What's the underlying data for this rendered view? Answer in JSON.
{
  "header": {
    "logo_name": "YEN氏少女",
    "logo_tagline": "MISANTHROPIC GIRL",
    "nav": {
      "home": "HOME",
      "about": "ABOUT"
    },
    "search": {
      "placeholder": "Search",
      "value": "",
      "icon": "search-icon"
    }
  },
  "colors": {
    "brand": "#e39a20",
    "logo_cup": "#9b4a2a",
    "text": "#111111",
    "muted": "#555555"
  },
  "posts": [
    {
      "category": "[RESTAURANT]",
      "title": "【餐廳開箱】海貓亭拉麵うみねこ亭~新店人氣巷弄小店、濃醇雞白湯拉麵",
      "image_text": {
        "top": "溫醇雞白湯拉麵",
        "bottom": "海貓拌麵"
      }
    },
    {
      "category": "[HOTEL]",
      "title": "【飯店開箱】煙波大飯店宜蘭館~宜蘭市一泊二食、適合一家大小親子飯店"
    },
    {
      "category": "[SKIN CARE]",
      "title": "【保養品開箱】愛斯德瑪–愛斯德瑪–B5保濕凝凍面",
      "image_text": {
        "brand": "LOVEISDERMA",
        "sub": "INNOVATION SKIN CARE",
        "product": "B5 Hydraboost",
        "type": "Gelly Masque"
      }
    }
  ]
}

= = = =

- [Set problem] Repeat every entry word for word.

- [Result of the exercise]
What's the underlying data for this rendered view? Answer in JSON.
{
  "header": {
    "logo_name": "YEN氏少女",
    "logo_tagline": "MISANTHROPIC GIRL",
    "nav": {
      "home": "HOME",
      "about": "ABOUT"
    },
    "search": {
      "placeholder": "Search",
      "value": "",
      "icon": "search-icon"
    }
  },
  "colors": {
    "brand": "#e39a20",
    "logo_cup": "#9b4a2a",
    "text": "#111111",
    "muted": "#555555"
  },
  "posts": [
    {
      "category": "[RESTAURANT]",
      "title": "【餐廳開箱】海貓亭拉麵うみねこ亭~新店人氣巷弄小店、濃醇雞白湯拉麵",
      "image_text": {
        "top": "溫醇雞白湯拉麵",
        "bottom": "海貓拌麵"
      }
    },
    {
      "category": "[HOTEL]",
      "title": "【飯店開箱】煙波大飯店宜蘭館~宜蘭市一泊二食、適合一家大小親子飯店"
    },
    {
      "category": "[SKIN CARE]",
      "title": "【保養品開箱】愛斯德瑪–愛斯德瑪–B5保濕凝凍面",
      "image_text": {
        "brand": "LOVEISDERMA",
        "sub": "INNOVATION SKIN CARE",
        "product": "B5 Hydraboost",
        "type": "Gelly Masque"
      }
    }
  ]
}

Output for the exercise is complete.